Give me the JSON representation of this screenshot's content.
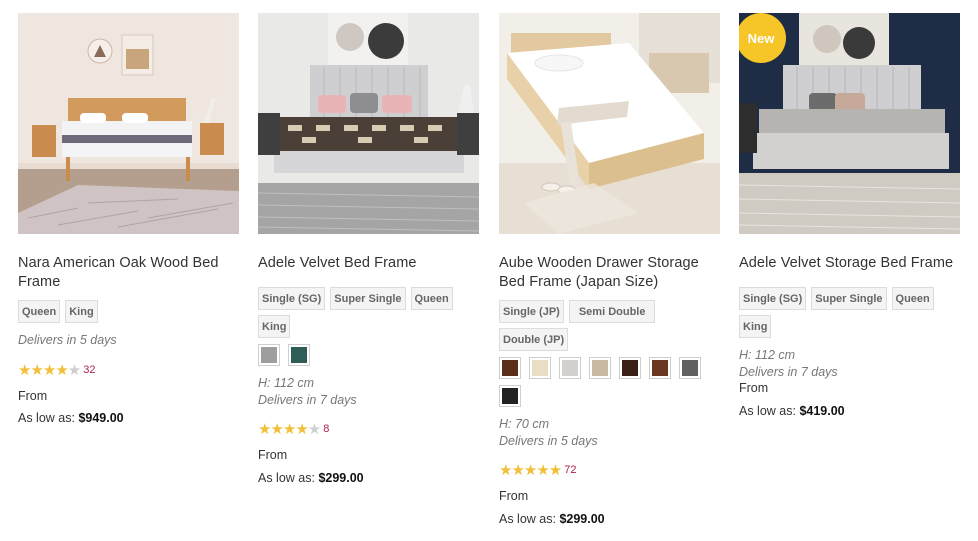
{
  "products": [
    {
      "title": "Nara American Oak Wood Bed Frame",
      "sizes": [
        "Queen",
        "King"
      ],
      "delivery": "Delivers in 5 days",
      "rating": 4.5,
      "review_count": "32",
      "from_label": "From",
      "price_prefix": "As low as:",
      "price": "$949.00"
    },
    {
      "title": "Adele Velvet Bed Frame",
      "sizes": [
        "Single (SG)",
        "Super Single",
        "Queen",
        "King"
      ],
      "colors": [
        "#9e9e9e",
        "#2c5d57"
      ],
      "height": "H: 112 cm",
      "delivery": "Delivers in 7 days",
      "rating": 4.5,
      "review_count": "8",
      "from_label": "From",
      "price_prefix": "As low as:",
      "price": "$299.00"
    },
    {
      "title": "Aube Wooden Drawer Storage Bed Frame (Japan Size)",
      "sizes": [
        "Single (JP)",
        "Semi Double",
        "Double (JP)"
      ],
      "colors": [
        "#5a2e1b",
        "#eadfc4",
        "#d2d0cc",
        "#c9b8a2",
        "#3a1f17",
        "#6b3620",
        "#606060",
        "#222222"
      ],
      "height": "H: 70 cm",
      "delivery": "Delivers in 5 days",
      "rating": 5,
      "review_count": "72",
      "from_label": "From",
      "price_prefix": "As low as:",
      "price": "$299.00"
    },
    {
      "badge": "New",
      "title": "Adele Velvet Storage Bed Frame",
      "sizes": [
        "Single (SG)",
        "Super Single",
        "Queen",
        "King"
      ],
      "height": "H: 112 cm",
      "delivery": "Delivers in 7 days",
      "from_label": "From",
      "price_prefix": "As low as:",
      "price": "$419.00"
    }
  ]
}
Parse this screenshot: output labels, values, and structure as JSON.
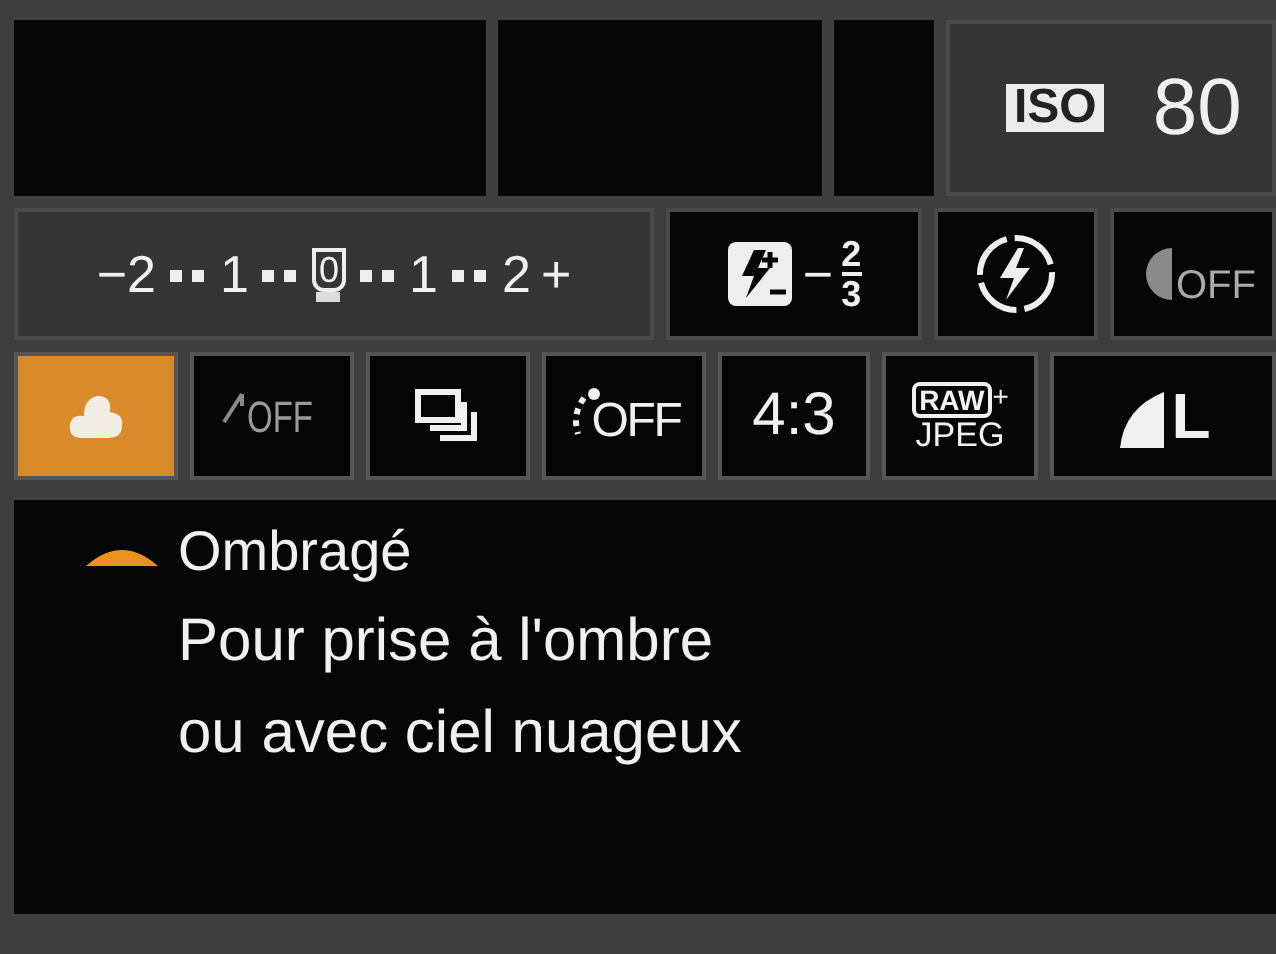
{
  "top_row": {
    "iso": {
      "badge": "ISO",
      "value": "80"
    }
  },
  "exposure": {
    "labels": [
      {
        "text": "−2",
        "selected": false
      },
      {
        "text": "1",
        "selected": false
      },
      {
        "text": "0",
        "selected": true
      },
      {
        "text": "1",
        "selected": false
      },
      {
        "text": "2",
        "selected": false
      }
    ],
    "plus": "+"
  },
  "flash_comp": {
    "sign": "−",
    "numerator": "2",
    "denominator": "3"
  },
  "flash_off_text": "OFF",
  "settings": [
    {
      "kind": "wb_shade",
      "selected": true
    },
    {
      "kind": "auto_lighting",
      "text": "OFF",
      "selected": false
    },
    {
      "kind": "drive",
      "selected": false
    },
    {
      "kind": "self_timer",
      "text": "OFF",
      "selected": false
    },
    {
      "kind": "aspect",
      "text": "4:3",
      "selected": false
    },
    {
      "kind": "quality",
      "badge": "RAW",
      "plus": "+",
      "text": "JPEG",
      "selected": false
    },
    {
      "kind": "size",
      "text": "L",
      "selected": false
    }
  ],
  "description": {
    "title": "Ombragé",
    "lines": [
      "Pour prise à l'ombre",
      "ou avec ciel nuageux"
    ]
  }
}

....

EXERCISE INSTRUCTIONS — Output all of the entries verbatim, leaving out any images.

FULL ANSWER —
Give me the JSON representation of this screenshot's content.
{
  "products": [
    {
      "title": "Nara American Oak Wood Bed Frame",
      "sizes": [
        "Queen",
        "King"
      ],
      "delivery": "Delivers in 5 days",
      "rating": 4.5,
      "review_count": "32",
      "from_label": "From",
      "price_prefix": "As low as:",
      "price": "$949.00"
    },
    {
      "title": "Adele Velvet Bed Frame",
      "sizes": [
        "Single (SG)",
        "Super Single",
        "Queen",
        "King"
      ],
      "colors": [
        "#9e9e9e",
        "#2c5d57"
      ],
      "height": "H: 112 cm",
      "delivery": "Delivers in 7 days",
      "rating": 4.5,
      "review_count": "8",
      "from_label": "From",
      "price_prefix": "As low as:",
      "price": "$299.00"
    },
    {
      "title": "Aube Wooden Drawer Storage Bed Frame (Japan Size)",
      "sizes": [
        "Single (JP)",
        "Semi Double",
        "Double (JP)"
      ],
      "colors": [
        "#5a2e1b",
        "#eadfc4",
        "#d2d0cc",
        "#c9b8a2",
        "#3a1f17",
        "#6b3620",
        "#606060",
        "#222222"
      ],
      "height": "H: 70 cm",
      "delivery": "Delivers in 5 days",
      "rating": 5,
      "review_count": "72",
      "from_label": "From",
      "price_prefix": "As low as:",
      "price": "$299.00"
    },
    {
      "badge": "New",
      "title": "Adele Velvet Storage Bed Frame",
      "sizes": [
        "Single (SG)",
        "Super Single",
        "Queen",
        "King"
      ],
      "height": "H: 112 cm",
      "delivery": "Delivers in 7 days",
      "from_label": "From",
      "price_prefix": "As low as:",
      "price": "$419.00"
    }
  ]
}
Parse this screenshot: output labels, values, and structure as JSON.
{
  "top_row": {
    "iso": {
      "badge": "ISO",
      "value": "80"
    }
  },
  "exposure": {
    "labels": [
      {
        "text": "−2",
        "selected": false
      },
      {
        "text": "1",
        "selected": false
      },
      {
        "text": "0",
        "selected": true
      },
      {
        "text": "1",
        "selected": false
      },
      {
        "text": "2",
        "selected": false
      }
    ],
    "plus": "+"
  },
  "flash_comp": {
    "sign": "−",
    "numerator": "2",
    "denominator": "3"
  },
  "flash_off_text": "OFF",
  "settings": [
    {
      "kind": "wb_shade",
      "selected": true
    },
    {
      "kind": "auto_lighting",
      "text": "OFF",
      "selected": false
    },
    {
      "kind": "drive",
      "selected": false
    },
    {
      "kind": "self_timer",
      "text": "OFF",
      "selected": false
    },
    {
      "kind": "aspect",
      "text": "4:3",
      "selected": false
    },
    {
      "kind": "quality",
      "badge": "RAW",
      "plus": "+",
      "text": "JPEG",
      "selected": false
    },
    {
      "kind": "size",
      "text": "L",
      "selected": false
    }
  ],
  "description": {
    "title": "Ombragé",
    "lines": [
      "Pour prise à l'ombre",
      "ou avec ciel nuageux"
    ]
  }
}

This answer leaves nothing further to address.